Copy every line, leaving nothing out and adding nothing.

** Start Information given **

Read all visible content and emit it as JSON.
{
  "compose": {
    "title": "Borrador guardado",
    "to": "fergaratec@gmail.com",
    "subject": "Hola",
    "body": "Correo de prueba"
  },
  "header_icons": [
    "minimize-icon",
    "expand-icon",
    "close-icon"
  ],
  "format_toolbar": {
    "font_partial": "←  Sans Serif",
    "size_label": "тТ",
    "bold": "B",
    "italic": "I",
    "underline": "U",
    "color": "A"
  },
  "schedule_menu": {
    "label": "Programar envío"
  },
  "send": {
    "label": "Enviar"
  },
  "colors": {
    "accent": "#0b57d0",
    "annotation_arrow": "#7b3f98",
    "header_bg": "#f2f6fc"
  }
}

** End Information given **

● Finished exercise:
Read all visible content and emit it as JSON.
{
  "compose": {
    "title": "Borrador guardado",
    "to": "fergaratec@gmail.com",
    "subject": "Hola",
    "body": "Correo de prueba"
  },
  "header_icons": [
    "minimize-icon",
    "expand-icon",
    "close-icon"
  ],
  "format_toolbar": {
    "font_partial": "←  Sans Serif",
    "size_label": "тТ",
    "bold": "B",
    "italic": "I",
    "underline": "U",
    "color": "A"
  },
  "schedule_menu": {
    "label": "Programar envío"
  },
  "send": {
    "label": "Enviar"
  },
  "colors": {
    "accent": "#0b57d0",
    "annotation_arrow": "#7b3f98",
    "header_bg": "#f2f6fc"
  }
}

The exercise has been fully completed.